WHAT YOU NEED TO DO: Retype every entry exactly, character for character.
## BEGIN
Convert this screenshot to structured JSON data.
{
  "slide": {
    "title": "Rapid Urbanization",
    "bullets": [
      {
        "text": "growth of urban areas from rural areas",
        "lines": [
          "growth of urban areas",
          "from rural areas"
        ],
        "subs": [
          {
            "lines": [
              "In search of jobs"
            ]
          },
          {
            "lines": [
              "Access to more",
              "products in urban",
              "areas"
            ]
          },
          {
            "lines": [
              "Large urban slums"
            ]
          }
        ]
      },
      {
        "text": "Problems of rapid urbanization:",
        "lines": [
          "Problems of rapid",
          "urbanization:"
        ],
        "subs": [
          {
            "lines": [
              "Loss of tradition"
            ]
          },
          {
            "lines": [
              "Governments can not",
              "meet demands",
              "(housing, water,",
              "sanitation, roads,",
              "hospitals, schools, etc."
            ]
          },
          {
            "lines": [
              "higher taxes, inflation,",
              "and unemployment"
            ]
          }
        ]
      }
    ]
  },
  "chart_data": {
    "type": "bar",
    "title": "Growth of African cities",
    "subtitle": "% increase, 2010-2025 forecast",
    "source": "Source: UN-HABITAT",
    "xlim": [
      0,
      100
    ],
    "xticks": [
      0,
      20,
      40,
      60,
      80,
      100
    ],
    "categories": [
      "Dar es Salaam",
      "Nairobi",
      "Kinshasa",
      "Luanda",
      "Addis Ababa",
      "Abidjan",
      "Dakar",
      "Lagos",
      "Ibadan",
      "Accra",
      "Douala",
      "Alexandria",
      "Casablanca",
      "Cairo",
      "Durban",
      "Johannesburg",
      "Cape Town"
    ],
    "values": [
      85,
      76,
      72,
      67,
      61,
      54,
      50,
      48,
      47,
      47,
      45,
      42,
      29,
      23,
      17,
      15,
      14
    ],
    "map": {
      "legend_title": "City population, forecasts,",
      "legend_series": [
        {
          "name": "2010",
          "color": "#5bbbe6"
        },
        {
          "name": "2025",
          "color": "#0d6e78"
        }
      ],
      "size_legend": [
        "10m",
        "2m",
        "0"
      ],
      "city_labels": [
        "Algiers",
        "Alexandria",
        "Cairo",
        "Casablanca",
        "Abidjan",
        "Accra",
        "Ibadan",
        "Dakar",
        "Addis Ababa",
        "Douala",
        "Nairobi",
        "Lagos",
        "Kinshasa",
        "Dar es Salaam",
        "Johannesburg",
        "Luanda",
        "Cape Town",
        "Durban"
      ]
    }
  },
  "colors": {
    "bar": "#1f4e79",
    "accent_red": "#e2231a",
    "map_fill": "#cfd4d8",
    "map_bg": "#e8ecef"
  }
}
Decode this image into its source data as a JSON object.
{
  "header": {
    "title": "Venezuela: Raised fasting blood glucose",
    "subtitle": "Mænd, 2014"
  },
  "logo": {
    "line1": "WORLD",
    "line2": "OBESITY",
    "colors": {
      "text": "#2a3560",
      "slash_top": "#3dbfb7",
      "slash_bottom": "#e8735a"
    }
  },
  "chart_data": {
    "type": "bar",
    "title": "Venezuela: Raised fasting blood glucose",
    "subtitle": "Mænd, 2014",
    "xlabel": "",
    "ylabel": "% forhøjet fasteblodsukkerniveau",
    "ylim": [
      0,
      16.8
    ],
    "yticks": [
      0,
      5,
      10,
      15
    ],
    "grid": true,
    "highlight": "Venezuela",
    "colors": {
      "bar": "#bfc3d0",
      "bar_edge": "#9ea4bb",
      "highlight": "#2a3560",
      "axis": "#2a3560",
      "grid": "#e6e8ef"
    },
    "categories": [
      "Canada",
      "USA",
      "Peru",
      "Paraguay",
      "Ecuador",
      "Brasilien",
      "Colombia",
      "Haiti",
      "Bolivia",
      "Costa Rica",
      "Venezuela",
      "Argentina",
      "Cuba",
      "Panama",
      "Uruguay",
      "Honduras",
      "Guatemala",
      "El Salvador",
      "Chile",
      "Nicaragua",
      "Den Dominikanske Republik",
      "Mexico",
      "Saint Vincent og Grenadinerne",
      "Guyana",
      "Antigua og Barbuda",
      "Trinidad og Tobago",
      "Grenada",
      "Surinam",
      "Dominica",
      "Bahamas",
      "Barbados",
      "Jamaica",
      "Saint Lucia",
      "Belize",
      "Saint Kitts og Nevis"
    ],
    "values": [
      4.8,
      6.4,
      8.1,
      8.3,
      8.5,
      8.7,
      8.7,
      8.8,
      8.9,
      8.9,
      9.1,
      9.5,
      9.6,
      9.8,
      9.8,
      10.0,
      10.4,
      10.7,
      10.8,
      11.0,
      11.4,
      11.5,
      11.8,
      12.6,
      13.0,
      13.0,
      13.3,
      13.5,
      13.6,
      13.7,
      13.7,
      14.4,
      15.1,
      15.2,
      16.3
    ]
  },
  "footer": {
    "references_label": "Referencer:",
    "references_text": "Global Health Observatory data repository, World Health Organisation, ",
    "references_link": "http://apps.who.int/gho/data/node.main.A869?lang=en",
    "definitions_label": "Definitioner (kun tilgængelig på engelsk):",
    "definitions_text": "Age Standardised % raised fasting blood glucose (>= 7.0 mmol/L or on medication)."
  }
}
## END
THE OUTPUT:
Convert this screenshot to structured JSON data.
{
  "slide": {
    "title": "Rapid Urbanization",
    "bullets": [
      {
        "text": "growth of urban areas from rural areas",
        "lines": [
          "growth of urban areas",
          "from rural areas"
        ],
        "subs": [
          {
            "lines": [
              "In search of jobs"
            ]
          },
          {
            "lines": [
              "Access to more",
              "products in urban",
              "areas"
            ]
          },
          {
            "lines": [
              "Large urban slums"
            ]
          }
        ]
      },
      {
        "text": "Problems of rapid urbanization:",
        "lines": [
          "Problems of rapid",
          "urbanization:"
        ],
        "subs": [
          {
            "lines": [
              "Loss of tradition"
            ]
          },
          {
            "lines": [
              "Governments can not",
              "meet demands",
              "(housing, water,",
              "sanitation, roads,",
              "hospitals, schools, etc."
            ]
          },
          {
            "lines": [
              "higher taxes, inflation,",
              "and unemployment"
            ]
          }
        ]
      }
    ]
  },
  "chart_data": {
    "type": "bar",
    "title": "Growth of African cities",
    "subtitle": "% increase, 2010-2025 forecast",
    "source": "Source: UN-HABITAT",
    "xlim": [
      0,
      100
    ],
    "xticks": [
      0,
      20,
      40,
      60,
      80,
      100
    ],
    "categories": [
      "Dar es Salaam",
      "Nairobi",
      "Kinshasa",
      "Luanda",
      "Addis Ababa",
      "Abidjan",
      "Dakar",
      "Lagos",
      "Ibadan",
      "Accra",
      "Douala",
      "Alexandria",
      "Casablanca",
      "Cairo",
      "Durban",
      "Johannesburg",
      "Cape Town"
    ],
    "values": [
      85,
      76,
      72,
      67,
      61,
      54,
      50,
      48,
      47,
      47,
      45,
      42,
      29,
      23,
      17,
      15,
      14
    ],
    "map": {
      "legend_title": "City population, forecasts,",
      "legend_series": [
        {
          "name": "2010",
          "color": "#5bbbe6"
        },
        {
          "name": "2025",
          "color": "#0d6e78"
        }
      ],
      "size_legend": [
        "10m",
        "2m",
        "0"
      ],
      "city_labels": [
        "Algiers",
        "Alexandria",
        "Cairo",
        "Casablanca",
        "Abidjan",
        "Accra",
        "Ibadan",
        "Dakar",
        "Addis Ababa",
        "Douala",
        "Nairobi",
        "Lagos",
        "Kinshasa",
        "Dar es Salaam",
        "Johannesburg",
        "Luanda",
        "Cape Town",
        "Durban"
      ]
    }
  },
  "colors": {
    "bar": "#1f4e79",
    "accent_red": "#e2231a",
    "map_fill": "#cfd4d8",
    "map_bg": "#e8ecef"
  }
}
Decode this image into its source data as a JSON object.
{
  "header": {
    "title": "Venezuela: Raised fasting blood glucose",
    "subtitle": "Mænd, 2014"
  },
  "logo": {
    "line1": "WORLD",
    "line2": "OBESITY",
    "colors": {
      "text": "#2a3560",
      "slash_top": "#3dbfb7",
      "slash_bottom": "#e8735a"
    }
  },
  "chart_data": {
    "type": "bar",
    "title": "Venezuela: Raised fasting blood glucose",
    "subtitle": "Mænd, 2014",
    "xlabel": "",
    "ylabel": "% forhøjet fasteblodsukkerniveau",
    "ylim": [
      0,
      16.8
    ],
    "yticks": [
      0,
      5,
      10,
      15
    ],
    "grid": true,
    "highlight": "Venezuela",
    "colors": {
      "bar": "#bfc3d0",
      "bar_edge": "#9ea4bb",
      "highlight": "#2a3560",
      "axis": "#2a3560",
      "grid": "#e6e8ef"
    },
    "categories": [
      "Canada",
      "USA",
      "Peru",
      "Paraguay",
      "Ecuador",
      "Brasilien",
      "Colombia",
      "Haiti",
      "Bolivia",
      "Costa Rica",
      "Venezuela",
      "Argentina",
      "Cuba",
      "Panama",
      "Uruguay",
      "Honduras",
      "Guatemala",
      "El Salvador",
      "Chile",
      "Nicaragua",
      "Den Dominikanske Republik",
      "Mexico",
      "Saint Vincent og Grenadinerne",
      "Guyana",
      "Antigua og Barbuda",
      "Trinidad og Tobago",
      "Grenada",
      "Surinam",
      "Dominica",
      "Bahamas",
      "Barbados",
      "Jamaica",
      "Saint Lucia",
      "Belize",
      "Saint Kitts og Nevis"
    ],
    "values": [
      4.8,
      6.4,
      8.1,
      8.3,
      8.5,
      8.7,
      8.7,
      8.8,
      8.9,
      8.9,
      9.1,
      9.5,
      9.6,
      9.8,
      9.8,
      10.0,
      10.4,
      10.7,
      10.8,
      11.0,
      11.4,
      11.5,
      11.8,
      12.6,
      13.0,
      13.0,
      13.3,
      13.5,
      13.6,
      13.7,
      13.7,
      14.4,
      15.1,
      15.2,
      16.3
    ]
  },
  "footer": {
    "references_label": "Referencer:",
    "references_text": "Global Health Observatory data repository, World Health Organisation, ",
    "references_link": "http://apps.who.int/gho/data/node.main.A869?lang=en",
    "definitions_label": "Definitioner (kun tilgængelig på engelsk):",
    "definitions_text": "Age Standardised % raised fasting blood glucose (>= 7.0 mmol/L or on medication)."
  }
}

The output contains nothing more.